◆ WORK TO COMPLETE
Copy out the lines word for word, starting with the line that contains "194, 467, 454]" and going on through the line that contains "division-public-admin-box: Division of".

◆ MATERIAL
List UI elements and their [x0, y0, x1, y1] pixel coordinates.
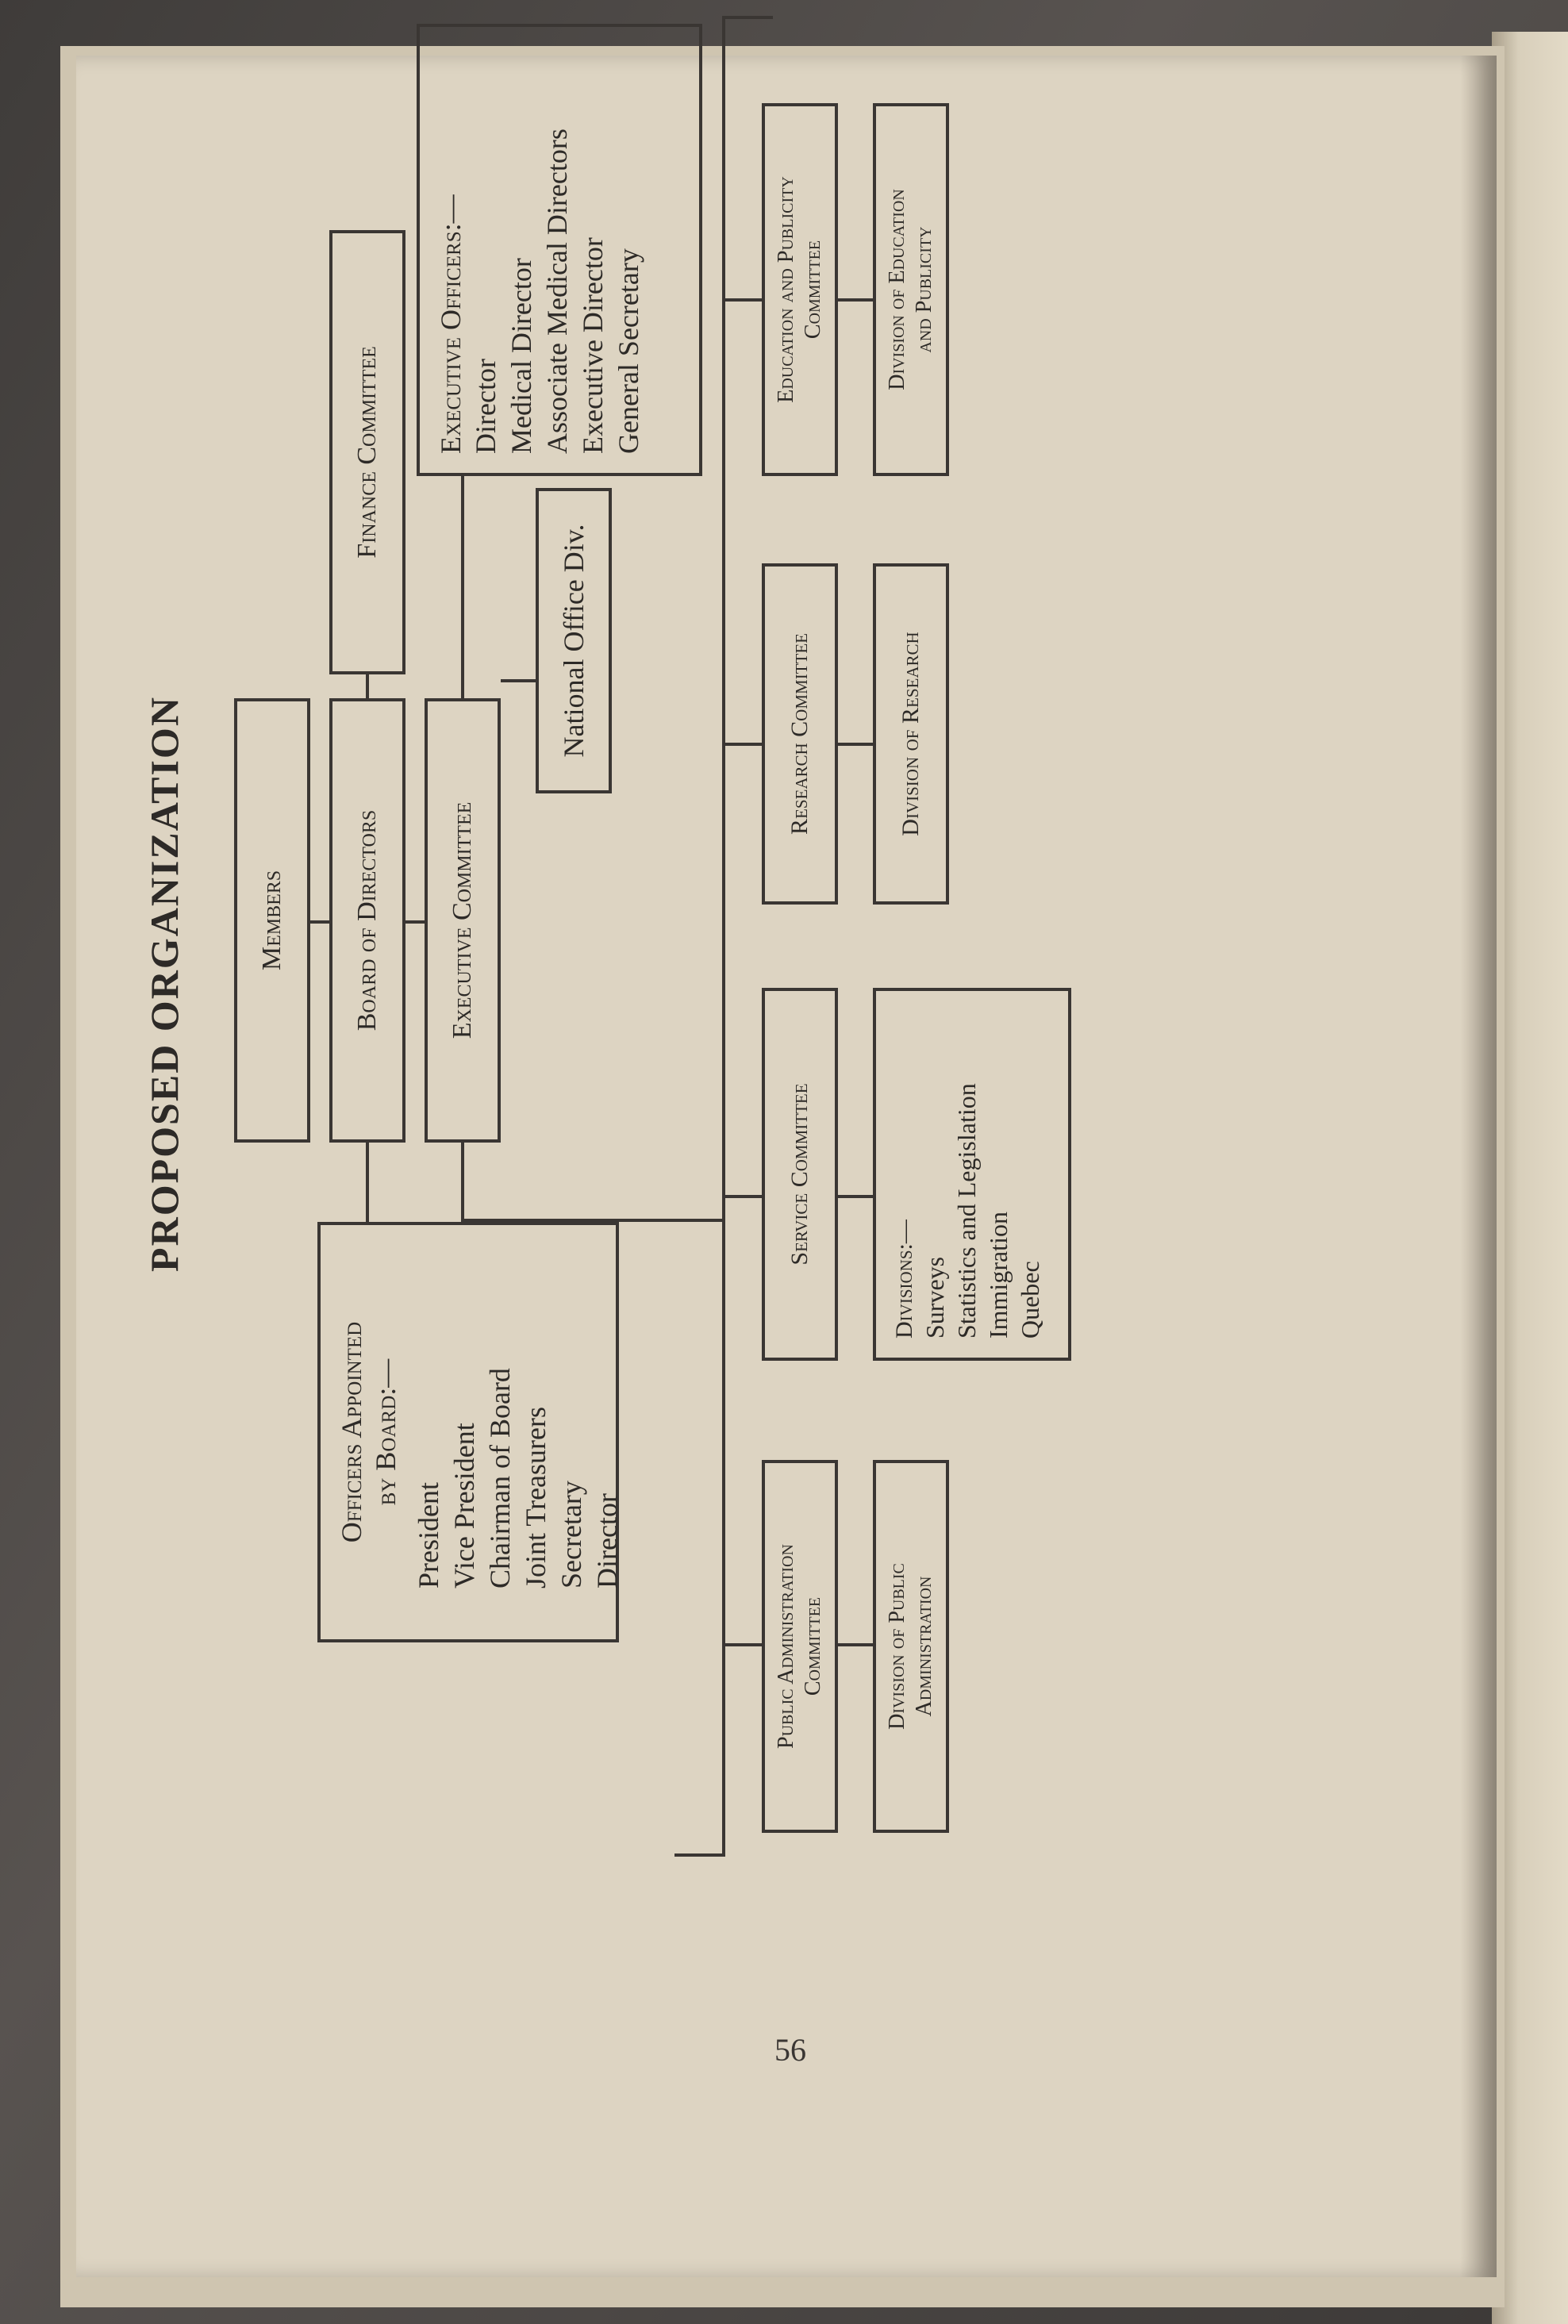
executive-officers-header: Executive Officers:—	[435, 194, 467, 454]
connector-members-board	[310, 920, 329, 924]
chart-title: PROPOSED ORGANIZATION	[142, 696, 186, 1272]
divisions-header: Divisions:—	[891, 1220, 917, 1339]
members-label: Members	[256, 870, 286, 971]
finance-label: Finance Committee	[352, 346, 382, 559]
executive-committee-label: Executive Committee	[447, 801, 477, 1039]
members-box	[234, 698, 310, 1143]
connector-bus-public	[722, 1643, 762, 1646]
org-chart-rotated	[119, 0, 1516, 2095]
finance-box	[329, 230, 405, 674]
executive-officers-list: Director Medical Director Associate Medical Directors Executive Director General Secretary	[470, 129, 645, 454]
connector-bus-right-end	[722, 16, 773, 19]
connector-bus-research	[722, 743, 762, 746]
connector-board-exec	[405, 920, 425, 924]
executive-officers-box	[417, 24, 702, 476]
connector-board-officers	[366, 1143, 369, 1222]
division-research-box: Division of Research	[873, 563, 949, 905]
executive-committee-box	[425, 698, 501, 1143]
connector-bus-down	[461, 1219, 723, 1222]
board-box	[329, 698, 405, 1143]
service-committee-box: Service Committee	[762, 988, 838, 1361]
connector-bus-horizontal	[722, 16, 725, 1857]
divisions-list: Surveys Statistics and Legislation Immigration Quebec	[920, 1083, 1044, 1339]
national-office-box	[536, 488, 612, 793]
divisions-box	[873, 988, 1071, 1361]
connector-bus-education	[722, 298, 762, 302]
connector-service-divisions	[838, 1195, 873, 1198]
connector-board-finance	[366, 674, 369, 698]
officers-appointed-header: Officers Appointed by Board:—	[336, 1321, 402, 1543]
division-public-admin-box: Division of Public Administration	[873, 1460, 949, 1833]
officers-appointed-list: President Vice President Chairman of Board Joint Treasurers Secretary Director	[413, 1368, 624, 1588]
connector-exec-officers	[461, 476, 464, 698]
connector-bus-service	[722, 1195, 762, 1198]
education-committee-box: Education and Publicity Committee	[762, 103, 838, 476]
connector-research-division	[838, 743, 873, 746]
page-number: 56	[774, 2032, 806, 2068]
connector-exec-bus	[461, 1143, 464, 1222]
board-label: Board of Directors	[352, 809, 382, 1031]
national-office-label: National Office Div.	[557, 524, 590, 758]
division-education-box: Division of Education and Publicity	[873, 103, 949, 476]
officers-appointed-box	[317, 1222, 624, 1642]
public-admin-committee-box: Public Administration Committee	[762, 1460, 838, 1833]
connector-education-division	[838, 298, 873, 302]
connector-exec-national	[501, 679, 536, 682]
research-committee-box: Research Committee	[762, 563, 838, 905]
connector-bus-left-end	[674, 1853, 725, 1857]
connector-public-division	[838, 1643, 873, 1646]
...
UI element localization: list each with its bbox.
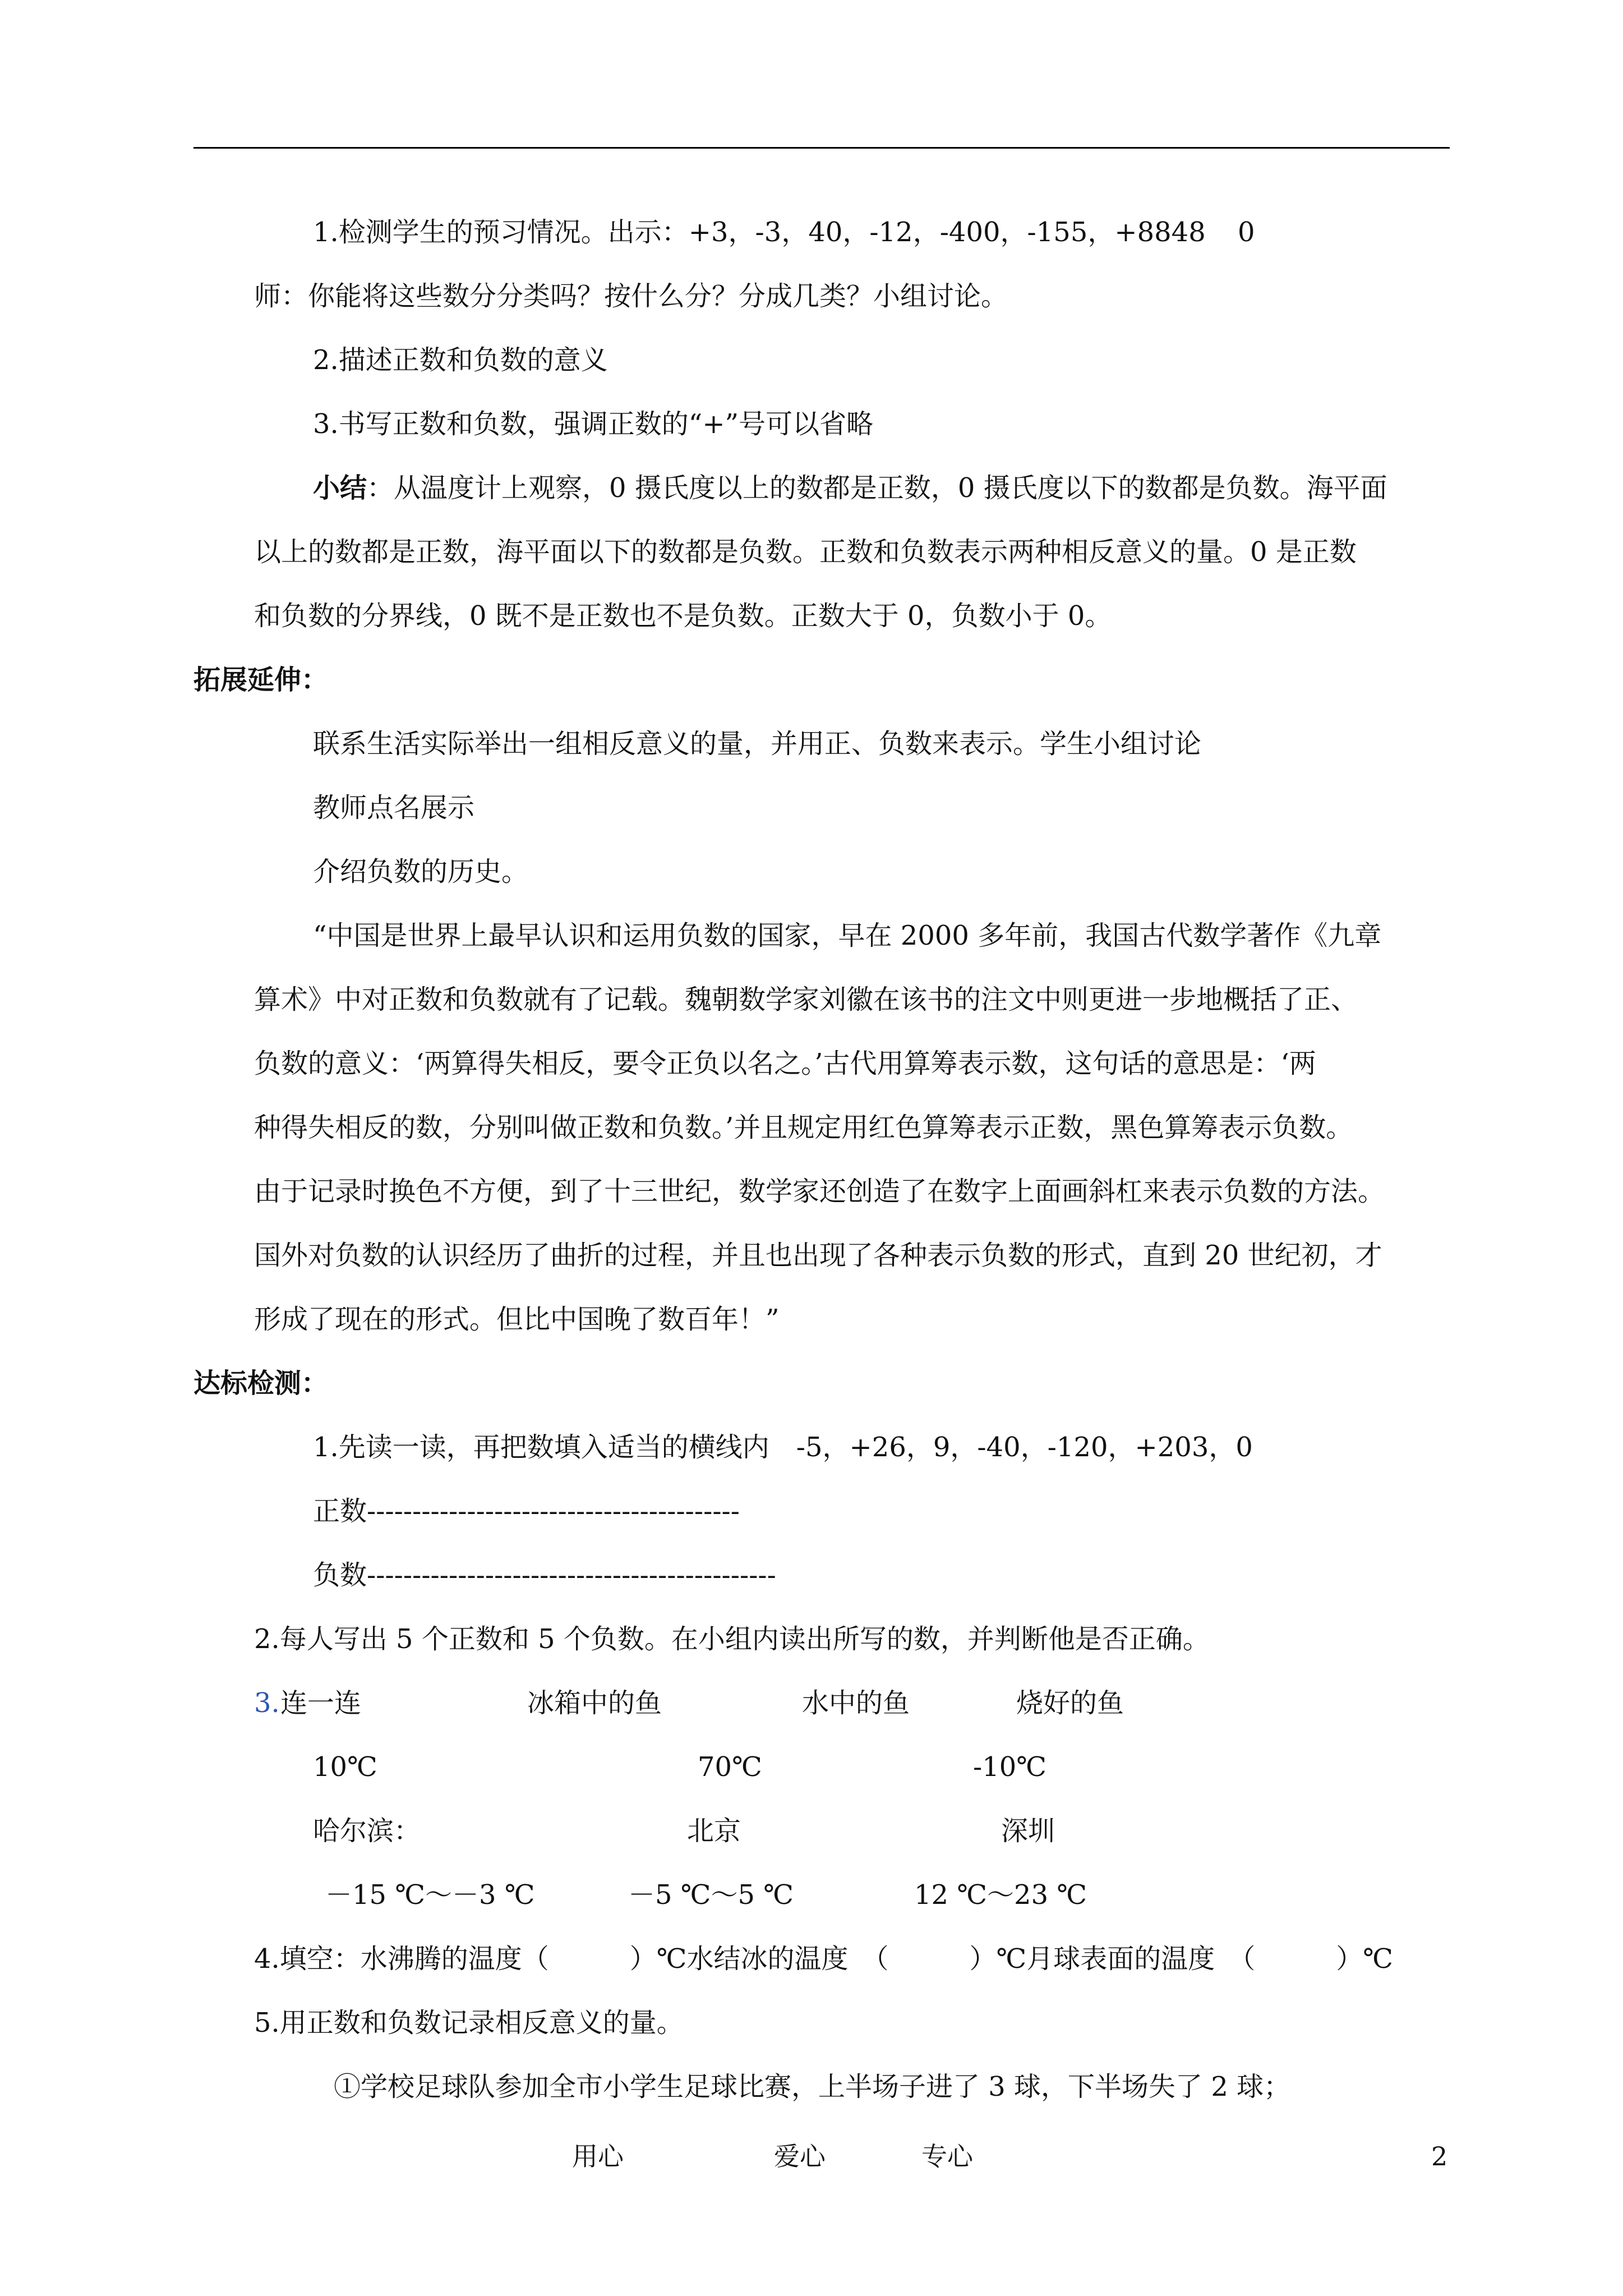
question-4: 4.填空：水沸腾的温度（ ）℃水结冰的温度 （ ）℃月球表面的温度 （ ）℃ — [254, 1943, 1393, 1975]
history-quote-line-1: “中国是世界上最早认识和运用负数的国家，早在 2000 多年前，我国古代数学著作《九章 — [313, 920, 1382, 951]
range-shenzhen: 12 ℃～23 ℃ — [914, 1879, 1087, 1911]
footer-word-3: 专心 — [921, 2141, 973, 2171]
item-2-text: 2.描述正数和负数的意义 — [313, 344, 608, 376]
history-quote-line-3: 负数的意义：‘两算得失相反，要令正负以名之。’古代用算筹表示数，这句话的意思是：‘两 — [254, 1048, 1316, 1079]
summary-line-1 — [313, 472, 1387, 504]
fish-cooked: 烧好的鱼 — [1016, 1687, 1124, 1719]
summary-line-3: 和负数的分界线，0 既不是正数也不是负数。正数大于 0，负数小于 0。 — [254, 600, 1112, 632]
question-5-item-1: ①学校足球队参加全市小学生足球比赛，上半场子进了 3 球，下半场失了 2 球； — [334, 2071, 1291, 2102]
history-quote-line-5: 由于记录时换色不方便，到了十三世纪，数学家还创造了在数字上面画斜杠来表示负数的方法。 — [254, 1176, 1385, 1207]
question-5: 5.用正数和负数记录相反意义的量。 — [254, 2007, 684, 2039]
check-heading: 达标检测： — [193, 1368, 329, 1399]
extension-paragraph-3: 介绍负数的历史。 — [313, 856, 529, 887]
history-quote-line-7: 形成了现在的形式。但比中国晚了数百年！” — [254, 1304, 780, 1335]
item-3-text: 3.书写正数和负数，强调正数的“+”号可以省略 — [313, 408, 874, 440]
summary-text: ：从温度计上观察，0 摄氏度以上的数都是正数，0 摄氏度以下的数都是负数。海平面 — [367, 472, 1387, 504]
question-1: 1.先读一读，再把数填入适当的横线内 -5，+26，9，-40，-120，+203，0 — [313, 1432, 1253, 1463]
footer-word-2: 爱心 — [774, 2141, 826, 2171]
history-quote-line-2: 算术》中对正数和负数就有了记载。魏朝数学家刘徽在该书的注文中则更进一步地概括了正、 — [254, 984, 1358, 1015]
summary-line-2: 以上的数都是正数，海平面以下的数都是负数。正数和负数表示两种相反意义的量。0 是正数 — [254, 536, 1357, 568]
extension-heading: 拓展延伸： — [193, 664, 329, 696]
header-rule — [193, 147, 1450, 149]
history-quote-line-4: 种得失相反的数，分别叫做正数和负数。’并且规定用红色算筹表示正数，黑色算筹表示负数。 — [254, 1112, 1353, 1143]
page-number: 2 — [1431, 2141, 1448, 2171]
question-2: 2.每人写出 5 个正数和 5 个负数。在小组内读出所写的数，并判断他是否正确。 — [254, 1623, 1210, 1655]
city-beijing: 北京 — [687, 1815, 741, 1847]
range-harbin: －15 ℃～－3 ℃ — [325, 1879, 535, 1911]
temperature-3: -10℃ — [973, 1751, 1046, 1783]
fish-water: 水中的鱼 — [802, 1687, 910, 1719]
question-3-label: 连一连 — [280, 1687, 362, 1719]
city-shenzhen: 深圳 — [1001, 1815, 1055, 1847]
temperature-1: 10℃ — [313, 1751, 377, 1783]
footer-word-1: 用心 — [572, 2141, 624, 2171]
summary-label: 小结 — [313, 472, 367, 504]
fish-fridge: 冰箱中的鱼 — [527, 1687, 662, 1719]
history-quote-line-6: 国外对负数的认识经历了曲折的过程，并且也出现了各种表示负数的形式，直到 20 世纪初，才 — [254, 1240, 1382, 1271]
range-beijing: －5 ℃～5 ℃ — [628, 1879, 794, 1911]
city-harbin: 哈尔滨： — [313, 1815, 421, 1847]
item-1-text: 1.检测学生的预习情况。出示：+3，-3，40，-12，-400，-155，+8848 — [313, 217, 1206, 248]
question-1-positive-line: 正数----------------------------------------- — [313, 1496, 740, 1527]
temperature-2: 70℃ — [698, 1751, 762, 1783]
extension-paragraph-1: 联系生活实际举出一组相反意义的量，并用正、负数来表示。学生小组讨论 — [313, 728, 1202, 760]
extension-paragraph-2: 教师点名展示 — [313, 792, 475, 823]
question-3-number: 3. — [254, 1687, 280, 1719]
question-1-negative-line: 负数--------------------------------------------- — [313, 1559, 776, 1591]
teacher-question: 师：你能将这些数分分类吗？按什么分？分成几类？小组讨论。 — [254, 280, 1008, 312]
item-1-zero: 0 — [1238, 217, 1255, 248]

◆ EXERCISE ANSWER
executive-officers-header: Executive Officers:—	[435, 194, 467, 454]
connector-members-board	[310, 920, 329, 924]
chart-title: PROPOSED ORGANIZATION	[142, 696, 186, 1272]
divisions-header: Divisions:—	[891, 1220, 917, 1339]
members-label: Members	[256, 870, 286, 971]
finance-label: Finance Committee	[352, 346, 382, 559]
executive-committee-label: Executive Committee	[447, 801, 477, 1039]
members-box	[234, 698, 310, 1143]
connector-bus-public	[722, 1643, 762, 1646]
org-chart-rotated	[119, 0, 1516, 2095]
finance-box	[329, 230, 405, 674]
executive-officers-list: Director Medical Director Associate Medical Directors Executive Director General Secretary	[470, 129, 645, 454]
connector-bus-right-end	[722, 16, 773, 19]
connector-bus-research	[722, 743, 762, 746]
connector-board-exec	[405, 920, 425, 924]
executive-officers-box	[417, 24, 702, 476]
connector-board-officers	[366, 1143, 369, 1222]
division-research-box: Division of Research	[873, 563, 949, 905]
executive-committee-box	[425, 698, 501, 1143]
connector-bus-down	[461, 1219, 723, 1222]
board-box	[329, 698, 405, 1143]
service-committee-box: Service Committee	[762, 988, 838, 1361]
connector-bus-horizontal	[722, 16, 725, 1857]
divisions-list: Surveys Statistics and Legislation Immigration Quebec	[920, 1083, 1044, 1339]
national-office-box	[536, 488, 612, 793]
divisions-box	[873, 988, 1071, 1361]
connector-bus-education	[722, 298, 762, 302]
connector-service-divisions	[838, 1195, 873, 1198]
connector-board-finance	[366, 674, 369, 698]
officers-appointed-header: Officers Appointed by Board:—	[336, 1321, 402, 1543]
division-public-admin-box: Division of Public Administration	[873, 1460, 949, 1833]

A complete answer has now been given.